■ **WRITTEN EXERCISE**
The required output is the line containing "Serialize everything readable" through the final line of the material below, printed exactly, with no other lines.

■ **AVAILABLE RECORDS**
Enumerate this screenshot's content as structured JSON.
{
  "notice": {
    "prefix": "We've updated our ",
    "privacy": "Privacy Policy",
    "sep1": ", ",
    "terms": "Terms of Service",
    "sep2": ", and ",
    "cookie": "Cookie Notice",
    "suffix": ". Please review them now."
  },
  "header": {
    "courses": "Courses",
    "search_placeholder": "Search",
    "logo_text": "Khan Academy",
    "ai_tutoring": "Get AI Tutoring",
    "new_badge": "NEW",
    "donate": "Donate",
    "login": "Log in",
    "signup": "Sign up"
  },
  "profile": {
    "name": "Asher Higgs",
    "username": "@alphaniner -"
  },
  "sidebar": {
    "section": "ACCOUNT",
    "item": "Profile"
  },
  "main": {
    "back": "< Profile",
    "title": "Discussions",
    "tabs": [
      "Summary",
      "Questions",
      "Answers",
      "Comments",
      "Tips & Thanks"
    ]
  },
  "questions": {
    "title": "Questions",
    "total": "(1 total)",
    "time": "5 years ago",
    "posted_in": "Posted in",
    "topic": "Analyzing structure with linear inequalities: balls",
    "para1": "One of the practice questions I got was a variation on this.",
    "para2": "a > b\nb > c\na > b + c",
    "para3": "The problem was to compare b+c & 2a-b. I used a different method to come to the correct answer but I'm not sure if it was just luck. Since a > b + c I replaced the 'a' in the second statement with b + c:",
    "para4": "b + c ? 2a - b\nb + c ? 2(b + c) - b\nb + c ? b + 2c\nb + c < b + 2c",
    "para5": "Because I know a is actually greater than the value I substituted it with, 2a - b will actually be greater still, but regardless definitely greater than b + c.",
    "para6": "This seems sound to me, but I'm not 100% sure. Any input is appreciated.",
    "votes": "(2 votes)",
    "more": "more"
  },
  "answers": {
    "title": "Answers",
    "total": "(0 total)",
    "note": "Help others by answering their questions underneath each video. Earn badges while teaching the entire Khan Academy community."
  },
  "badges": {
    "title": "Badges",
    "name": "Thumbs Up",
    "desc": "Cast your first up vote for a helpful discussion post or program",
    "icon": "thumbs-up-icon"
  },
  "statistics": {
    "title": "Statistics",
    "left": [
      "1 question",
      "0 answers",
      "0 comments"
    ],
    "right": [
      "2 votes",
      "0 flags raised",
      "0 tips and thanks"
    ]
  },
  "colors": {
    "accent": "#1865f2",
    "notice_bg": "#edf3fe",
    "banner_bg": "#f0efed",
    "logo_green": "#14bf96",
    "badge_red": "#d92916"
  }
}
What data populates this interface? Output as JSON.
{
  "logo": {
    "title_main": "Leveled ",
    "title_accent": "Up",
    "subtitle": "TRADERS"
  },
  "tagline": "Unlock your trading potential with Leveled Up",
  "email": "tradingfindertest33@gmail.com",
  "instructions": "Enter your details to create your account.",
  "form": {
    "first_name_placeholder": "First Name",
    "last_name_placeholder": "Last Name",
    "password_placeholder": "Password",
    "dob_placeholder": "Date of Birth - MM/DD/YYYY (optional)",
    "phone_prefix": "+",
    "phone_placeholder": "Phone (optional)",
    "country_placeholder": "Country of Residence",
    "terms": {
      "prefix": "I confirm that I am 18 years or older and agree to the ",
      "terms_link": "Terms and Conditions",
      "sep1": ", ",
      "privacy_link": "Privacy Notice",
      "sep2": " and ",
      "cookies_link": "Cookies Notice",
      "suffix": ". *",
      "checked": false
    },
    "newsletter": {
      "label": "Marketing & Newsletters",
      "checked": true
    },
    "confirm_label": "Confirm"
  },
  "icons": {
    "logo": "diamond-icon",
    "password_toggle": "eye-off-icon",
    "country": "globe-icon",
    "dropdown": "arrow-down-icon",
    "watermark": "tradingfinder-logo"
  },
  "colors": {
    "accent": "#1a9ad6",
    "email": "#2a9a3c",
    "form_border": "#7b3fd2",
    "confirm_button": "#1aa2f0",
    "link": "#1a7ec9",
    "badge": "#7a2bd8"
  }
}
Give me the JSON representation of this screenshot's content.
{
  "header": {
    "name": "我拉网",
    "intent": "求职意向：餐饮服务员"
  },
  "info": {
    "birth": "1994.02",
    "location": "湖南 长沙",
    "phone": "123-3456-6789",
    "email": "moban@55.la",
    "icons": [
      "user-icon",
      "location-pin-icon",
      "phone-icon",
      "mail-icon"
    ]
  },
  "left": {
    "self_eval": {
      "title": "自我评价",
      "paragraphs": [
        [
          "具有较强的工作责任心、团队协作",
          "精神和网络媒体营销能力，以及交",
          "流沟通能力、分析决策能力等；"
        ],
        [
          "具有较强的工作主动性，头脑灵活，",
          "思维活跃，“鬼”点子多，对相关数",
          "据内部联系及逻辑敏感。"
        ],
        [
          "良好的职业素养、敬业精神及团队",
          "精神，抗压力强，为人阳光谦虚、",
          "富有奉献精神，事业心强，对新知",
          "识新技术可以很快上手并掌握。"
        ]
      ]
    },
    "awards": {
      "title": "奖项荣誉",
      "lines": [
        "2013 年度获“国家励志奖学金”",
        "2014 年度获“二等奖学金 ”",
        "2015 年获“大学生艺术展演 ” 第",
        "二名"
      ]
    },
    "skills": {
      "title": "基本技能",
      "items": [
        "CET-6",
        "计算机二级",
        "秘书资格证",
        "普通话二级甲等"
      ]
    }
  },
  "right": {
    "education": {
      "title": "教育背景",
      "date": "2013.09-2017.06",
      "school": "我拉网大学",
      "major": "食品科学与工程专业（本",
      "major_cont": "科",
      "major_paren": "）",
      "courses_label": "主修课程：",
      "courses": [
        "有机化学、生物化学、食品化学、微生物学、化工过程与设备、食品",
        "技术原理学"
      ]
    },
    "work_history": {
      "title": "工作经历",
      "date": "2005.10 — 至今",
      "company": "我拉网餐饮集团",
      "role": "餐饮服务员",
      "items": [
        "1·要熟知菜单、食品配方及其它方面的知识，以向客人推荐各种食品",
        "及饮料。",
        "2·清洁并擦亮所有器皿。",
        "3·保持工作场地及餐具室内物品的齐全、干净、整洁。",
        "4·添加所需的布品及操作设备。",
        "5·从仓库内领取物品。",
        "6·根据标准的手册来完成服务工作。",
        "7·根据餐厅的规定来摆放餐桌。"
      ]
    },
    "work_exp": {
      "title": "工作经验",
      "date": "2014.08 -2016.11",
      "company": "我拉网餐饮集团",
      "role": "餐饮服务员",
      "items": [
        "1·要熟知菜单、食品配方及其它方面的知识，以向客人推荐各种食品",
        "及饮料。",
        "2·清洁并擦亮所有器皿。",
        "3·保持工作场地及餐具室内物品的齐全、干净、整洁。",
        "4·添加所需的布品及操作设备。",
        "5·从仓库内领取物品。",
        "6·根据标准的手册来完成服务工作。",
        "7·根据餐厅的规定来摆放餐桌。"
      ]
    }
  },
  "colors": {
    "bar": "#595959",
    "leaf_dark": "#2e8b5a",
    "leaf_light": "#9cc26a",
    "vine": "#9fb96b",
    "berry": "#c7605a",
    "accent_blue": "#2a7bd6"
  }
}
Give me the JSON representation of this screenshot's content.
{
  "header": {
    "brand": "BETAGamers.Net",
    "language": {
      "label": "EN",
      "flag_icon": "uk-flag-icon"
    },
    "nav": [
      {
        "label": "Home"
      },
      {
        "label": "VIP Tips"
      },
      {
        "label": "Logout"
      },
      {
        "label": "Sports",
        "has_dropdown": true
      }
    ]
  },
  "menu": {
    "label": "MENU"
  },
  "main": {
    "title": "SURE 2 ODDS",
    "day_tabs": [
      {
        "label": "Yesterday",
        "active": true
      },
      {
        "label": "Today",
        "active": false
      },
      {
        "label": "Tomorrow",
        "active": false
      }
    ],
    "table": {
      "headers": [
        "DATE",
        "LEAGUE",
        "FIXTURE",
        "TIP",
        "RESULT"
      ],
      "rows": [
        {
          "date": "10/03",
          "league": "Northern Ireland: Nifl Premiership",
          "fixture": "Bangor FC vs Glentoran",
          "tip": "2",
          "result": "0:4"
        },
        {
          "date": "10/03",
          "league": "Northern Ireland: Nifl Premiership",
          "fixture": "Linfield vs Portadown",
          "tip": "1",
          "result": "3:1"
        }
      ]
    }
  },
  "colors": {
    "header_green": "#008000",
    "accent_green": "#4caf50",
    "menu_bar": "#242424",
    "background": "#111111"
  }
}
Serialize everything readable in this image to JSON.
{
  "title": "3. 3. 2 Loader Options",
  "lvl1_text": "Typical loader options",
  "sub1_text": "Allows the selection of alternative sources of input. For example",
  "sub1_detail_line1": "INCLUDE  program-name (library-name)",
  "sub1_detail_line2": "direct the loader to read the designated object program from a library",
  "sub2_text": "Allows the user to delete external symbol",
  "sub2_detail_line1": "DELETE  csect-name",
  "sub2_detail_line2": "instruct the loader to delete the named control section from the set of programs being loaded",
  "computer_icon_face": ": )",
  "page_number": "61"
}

■ **SOLUTION FOR THIS EXERCISE**
Serialize everything readable in this image to JSON.
{
  "title": "3. 3. 2 Loader Options",
  "lvl1_text": "Typical loader options",
  "sub1_text": "Allows the selection of alternative sources of input. For example",
  "sub1_detail_line1": "INCLUDE  program-name (library-name)",
  "sub1_detail_line2": "direct the loader to read the designated object program from a library",
  "sub2_text": "Allows the user to delete external symbol",
  "sub2_detail_line1": "DELETE  csect-name",
  "sub2_detail_line2": "instruct the loader to delete the named control section from the set of programs being loaded",
  "computer_icon_face": ": )",
  "page_number": "61"
}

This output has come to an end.